#### Task to carry out
Your task is to copy every line of the entries that contains "Analog".

#### Source records
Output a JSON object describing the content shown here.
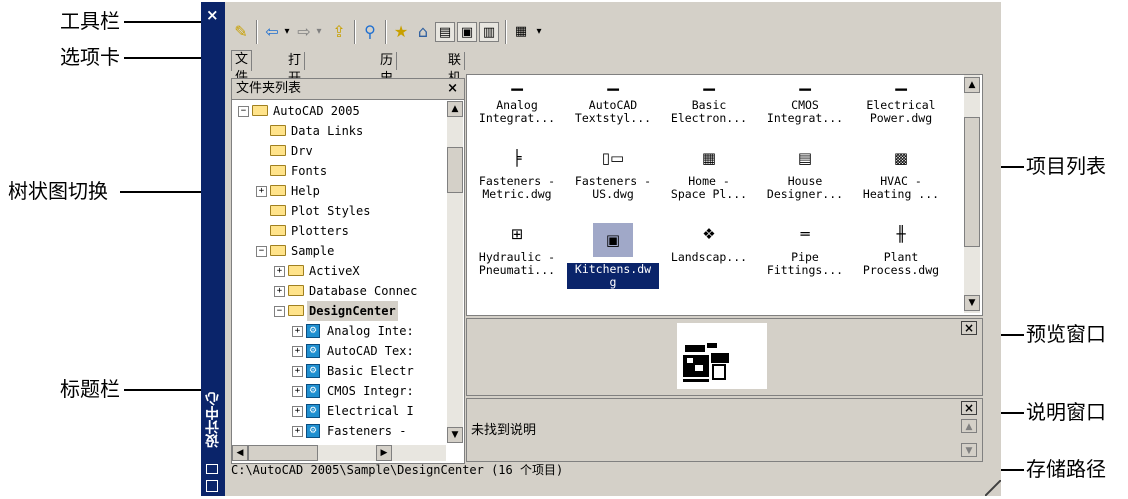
{
  "callouts": {
    "toolbar": "工具栏",
    "tabs": "选项卡",
    "tree_toggle": "树状图切换",
    "titlebar": "标题栏",
    "item_list": "项目列表",
    "preview_window": "预览窗口",
    "description_window": "说明窗口",
    "storage_path": "存储路径"
  },
  "titlebar": {
    "title": "设计中心",
    "close": "×"
  },
  "toolbar": {
    "icons": [
      "load-icon",
      "back-icon",
      "dropdown-icon",
      "forward-icon",
      "dropdown-icon",
      "up-icon",
      "search-icon",
      "favorites-icon",
      "home-icon",
      "tree-toggle-icon",
      "preview-icon",
      "description-icon",
      "views-icon",
      "dropdown-icon"
    ]
  },
  "tabs": [
    {
      "label": "文件夹",
      "active": true
    },
    {
      "label": "打开的图形",
      "active": false
    },
    {
      "label": "历史记录",
      "active": false
    },
    {
      "label": "联机设计中心",
      "active": false
    }
  ],
  "tree": {
    "header": "文件夹列表",
    "close": "×",
    "rows": [
      {
        "label": "AutoCAD 2005",
        "indent": 0,
        "expander": "−",
        "icon": "folder"
      },
      {
        "label": "Data Links",
        "indent": 1,
        "expander": "",
        "icon": "folder"
      },
      {
        "label": "Drv",
        "indent": 1,
        "expander": "",
        "icon": "folder"
      },
      {
        "label": "Fonts",
        "indent": 1,
        "expander": "",
        "icon": "folder"
      },
      {
        "label": "Help",
        "indent": 1,
        "expander": "+",
        "icon": "folder"
      },
      {
        "label": "Plot Styles",
        "indent": 1,
        "expander": "",
        "icon": "folder"
      },
      {
        "label": "Plotters",
        "indent": 1,
        "expander": "",
        "icon": "folder"
      },
      {
        "label": "Sample",
        "indent": 1,
        "expander": "−",
        "icon": "folder"
      },
      {
        "label": "ActiveX",
        "indent": 2,
        "expander": "+",
        "icon": "folder"
      },
      {
        "label": "Database Connec",
        "indent": 2,
        "expander": "+",
        "icon": "folder"
      },
      {
        "label": "DesignCenter",
        "indent": 2,
        "expander": "−",
        "icon": "folder",
        "selected": true
      },
      {
        "label": "Analog Inte:",
        "indent": 3,
        "expander": "+",
        "icon": "dc"
      },
      {
        "label": "AutoCAD Tex:",
        "indent": 3,
        "expander": "+",
        "icon": "dc"
      },
      {
        "label": "Basic Electr",
        "indent": 3,
        "expander": "+",
        "icon": "dc"
      },
      {
        "label": "CMOS Integr:",
        "indent": 3,
        "expander": "+",
        "icon": "dc"
      },
      {
        "label": "Electrical I",
        "indent": 3,
        "expander": "+",
        "icon": "dc"
      },
      {
        "label": "Fasteners -",
        "indent": 3,
        "expander": "+",
        "icon": "dc"
      }
    ]
  },
  "items": [
    {
      "caption": "Analog\nIntegrat...",
      "thumb": "▁"
    },
    {
      "caption": "AutoCAD\nTextstyl...",
      "thumb": "▁"
    },
    {
      "caption": "Basic\nElectron...",
      "thumb": "▁"
    },
    {
      "caption": "CMOS\nIntegrat...",
      "thumb": "▁"
    },
    {
      "caption": "Electrical\nPower.dwg",
      "thumb": "▁"
    },
    {
      "caption": "Fasteners -\nMetric.dwg",
      "thumb": "╞"
    },
    {
      "caption": "Fasteners -\nUS.dwg",
      "thumb": "▯▭"
    },
    {
      "caption": "Home -\nSpace Pl...",
      "thumb": "▦"
    },
    {
      "caption": "House\nDesigner...",
      "thumb": "▤"
    },
    {
      "caption": "HVAC -\nHeating ...",
      "thumb": "▩"
    },
    {
      "caption": "Hydraulic -\nPneumati...",
      "thumb": "⊞"
    },
    {
      "caption": "Kitchens.dw\ng",
      "thumb": "▣",
      "selected": true
    },
    {
      "caption": "Landscap...",
      "thumb": "❖"
    },
    {
      "caption": "Pipe\nFittings...",
      "thumb": "═"
    },
    {
      "caption": "Plant\nProcess.dwg",
      "thumb": "╫"
    }
  ],
  "preview": {
    "close": "×"
  },
  "description": {
    "text": "未找到说明",
    "close": "×"
  },
  "status_path": "C:\\AutoCAD 2005\\Sample\\DesignCenter (16 个项目)"
}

#### Correct answer
        "label": "Analog Inte:",
      "caption": "Analog\nIntegrat...",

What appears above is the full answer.